Show every line of the records below that contains the string "PUR제본". The match is case-sensitive.
[Start Records]
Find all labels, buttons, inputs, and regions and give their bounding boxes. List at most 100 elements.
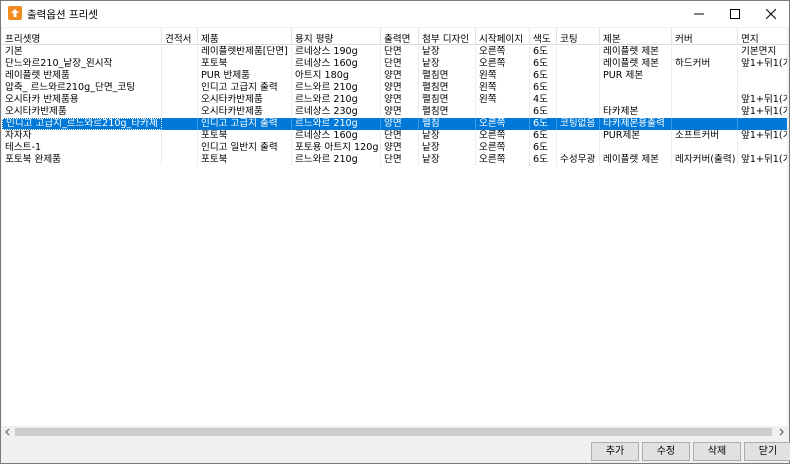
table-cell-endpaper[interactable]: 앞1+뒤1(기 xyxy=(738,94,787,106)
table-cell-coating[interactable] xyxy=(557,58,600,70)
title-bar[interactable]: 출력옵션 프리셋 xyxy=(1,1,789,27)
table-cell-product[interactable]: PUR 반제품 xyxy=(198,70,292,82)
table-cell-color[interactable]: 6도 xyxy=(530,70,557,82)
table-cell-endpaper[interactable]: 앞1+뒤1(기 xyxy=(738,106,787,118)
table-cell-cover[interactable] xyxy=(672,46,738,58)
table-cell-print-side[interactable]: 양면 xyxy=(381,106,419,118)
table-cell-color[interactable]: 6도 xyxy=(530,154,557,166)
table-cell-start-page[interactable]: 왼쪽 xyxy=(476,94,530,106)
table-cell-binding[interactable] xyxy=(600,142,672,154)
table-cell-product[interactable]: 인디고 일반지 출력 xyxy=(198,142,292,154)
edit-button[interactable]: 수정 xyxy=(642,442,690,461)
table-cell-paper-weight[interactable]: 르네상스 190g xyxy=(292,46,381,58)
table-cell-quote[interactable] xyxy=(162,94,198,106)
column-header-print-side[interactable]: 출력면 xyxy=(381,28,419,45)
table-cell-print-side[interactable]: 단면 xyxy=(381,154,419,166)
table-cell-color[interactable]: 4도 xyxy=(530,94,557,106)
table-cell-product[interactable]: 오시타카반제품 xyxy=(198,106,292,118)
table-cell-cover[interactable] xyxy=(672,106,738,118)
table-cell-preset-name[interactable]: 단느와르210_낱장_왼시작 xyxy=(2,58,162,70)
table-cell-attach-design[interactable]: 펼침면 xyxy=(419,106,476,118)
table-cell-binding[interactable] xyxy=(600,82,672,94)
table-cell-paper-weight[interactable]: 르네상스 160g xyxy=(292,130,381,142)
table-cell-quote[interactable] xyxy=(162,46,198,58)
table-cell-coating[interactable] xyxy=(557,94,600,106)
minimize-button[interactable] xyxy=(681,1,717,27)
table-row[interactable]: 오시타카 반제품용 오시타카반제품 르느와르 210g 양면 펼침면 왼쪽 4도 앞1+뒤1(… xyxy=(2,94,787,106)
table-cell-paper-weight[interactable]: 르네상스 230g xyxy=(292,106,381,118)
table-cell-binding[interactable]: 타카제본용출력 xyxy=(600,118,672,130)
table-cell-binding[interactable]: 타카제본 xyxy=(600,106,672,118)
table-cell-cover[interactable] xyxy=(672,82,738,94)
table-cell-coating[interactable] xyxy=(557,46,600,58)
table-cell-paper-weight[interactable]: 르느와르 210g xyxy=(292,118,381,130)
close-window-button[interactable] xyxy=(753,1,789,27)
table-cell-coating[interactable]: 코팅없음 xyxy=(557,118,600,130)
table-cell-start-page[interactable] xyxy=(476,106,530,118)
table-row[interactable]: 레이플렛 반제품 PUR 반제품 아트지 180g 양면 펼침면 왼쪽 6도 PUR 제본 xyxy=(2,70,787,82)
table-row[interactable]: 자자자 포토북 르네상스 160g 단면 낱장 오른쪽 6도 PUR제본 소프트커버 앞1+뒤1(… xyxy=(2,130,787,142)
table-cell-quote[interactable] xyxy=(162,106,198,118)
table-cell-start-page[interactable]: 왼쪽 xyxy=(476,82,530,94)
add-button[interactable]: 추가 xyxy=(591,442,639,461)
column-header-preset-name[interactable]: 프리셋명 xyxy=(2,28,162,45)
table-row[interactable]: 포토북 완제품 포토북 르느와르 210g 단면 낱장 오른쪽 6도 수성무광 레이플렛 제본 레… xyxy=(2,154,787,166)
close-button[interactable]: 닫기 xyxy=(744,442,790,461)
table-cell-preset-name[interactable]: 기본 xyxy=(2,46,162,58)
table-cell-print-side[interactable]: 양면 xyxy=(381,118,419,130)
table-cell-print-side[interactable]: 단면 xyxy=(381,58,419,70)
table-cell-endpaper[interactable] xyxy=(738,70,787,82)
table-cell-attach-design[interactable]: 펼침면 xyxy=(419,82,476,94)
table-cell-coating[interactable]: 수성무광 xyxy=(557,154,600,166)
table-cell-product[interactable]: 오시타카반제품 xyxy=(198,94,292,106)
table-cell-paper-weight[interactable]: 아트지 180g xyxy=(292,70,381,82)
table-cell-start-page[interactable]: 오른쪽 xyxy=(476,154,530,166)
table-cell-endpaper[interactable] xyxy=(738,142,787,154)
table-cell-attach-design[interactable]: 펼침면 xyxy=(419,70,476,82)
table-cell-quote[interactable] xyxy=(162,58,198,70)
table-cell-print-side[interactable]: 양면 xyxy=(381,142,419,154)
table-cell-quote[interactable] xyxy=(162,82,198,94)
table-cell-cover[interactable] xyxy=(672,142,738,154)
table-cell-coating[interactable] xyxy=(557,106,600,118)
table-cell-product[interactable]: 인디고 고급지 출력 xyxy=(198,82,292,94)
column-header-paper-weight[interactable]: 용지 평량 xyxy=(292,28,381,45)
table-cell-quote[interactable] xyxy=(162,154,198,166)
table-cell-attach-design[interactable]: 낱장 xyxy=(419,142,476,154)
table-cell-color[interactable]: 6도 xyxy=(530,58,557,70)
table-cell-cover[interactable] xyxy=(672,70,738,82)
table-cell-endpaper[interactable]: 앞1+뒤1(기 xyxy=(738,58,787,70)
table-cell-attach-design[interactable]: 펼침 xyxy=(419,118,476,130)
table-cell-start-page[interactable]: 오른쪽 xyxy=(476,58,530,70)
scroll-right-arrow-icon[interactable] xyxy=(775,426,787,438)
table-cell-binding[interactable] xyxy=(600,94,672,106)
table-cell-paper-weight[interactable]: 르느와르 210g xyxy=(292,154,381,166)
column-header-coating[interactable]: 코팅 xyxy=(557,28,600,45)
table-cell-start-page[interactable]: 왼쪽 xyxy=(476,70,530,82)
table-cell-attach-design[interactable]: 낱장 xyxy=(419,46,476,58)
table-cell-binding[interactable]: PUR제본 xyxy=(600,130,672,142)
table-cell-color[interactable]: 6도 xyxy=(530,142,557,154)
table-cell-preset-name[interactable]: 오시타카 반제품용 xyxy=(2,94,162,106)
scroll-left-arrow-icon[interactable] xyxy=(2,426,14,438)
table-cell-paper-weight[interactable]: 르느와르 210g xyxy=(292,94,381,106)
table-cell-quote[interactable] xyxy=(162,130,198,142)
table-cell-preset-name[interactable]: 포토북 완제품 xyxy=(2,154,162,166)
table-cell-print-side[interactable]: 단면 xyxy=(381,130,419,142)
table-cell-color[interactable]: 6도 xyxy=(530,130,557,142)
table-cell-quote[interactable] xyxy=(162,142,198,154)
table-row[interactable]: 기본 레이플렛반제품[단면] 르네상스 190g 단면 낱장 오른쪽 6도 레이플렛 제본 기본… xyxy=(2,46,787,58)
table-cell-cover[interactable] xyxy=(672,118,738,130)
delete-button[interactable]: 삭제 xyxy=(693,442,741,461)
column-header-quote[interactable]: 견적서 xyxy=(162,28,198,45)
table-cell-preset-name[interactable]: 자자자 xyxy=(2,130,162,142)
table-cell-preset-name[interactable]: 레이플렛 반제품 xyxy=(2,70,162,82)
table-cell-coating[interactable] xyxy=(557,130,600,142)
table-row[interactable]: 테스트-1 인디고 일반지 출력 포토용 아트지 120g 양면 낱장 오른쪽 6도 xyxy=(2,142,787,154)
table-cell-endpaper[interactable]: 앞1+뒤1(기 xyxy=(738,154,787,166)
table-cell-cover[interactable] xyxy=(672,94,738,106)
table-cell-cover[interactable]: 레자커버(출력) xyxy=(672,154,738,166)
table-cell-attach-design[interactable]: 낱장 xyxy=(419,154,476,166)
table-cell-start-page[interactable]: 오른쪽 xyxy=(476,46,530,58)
[End Records]
__Solution for this problem__:
table-row[interactable]: 자자자 포토북 르네상스 160g 단면 낱장 오른쪽 6도 PUR제본 소프트커버 앞1+뒤1(… xyxy=(2,130,787,142)
table-cell-binding[interactable]: PUR제본 xyxy=(600,130,672,142)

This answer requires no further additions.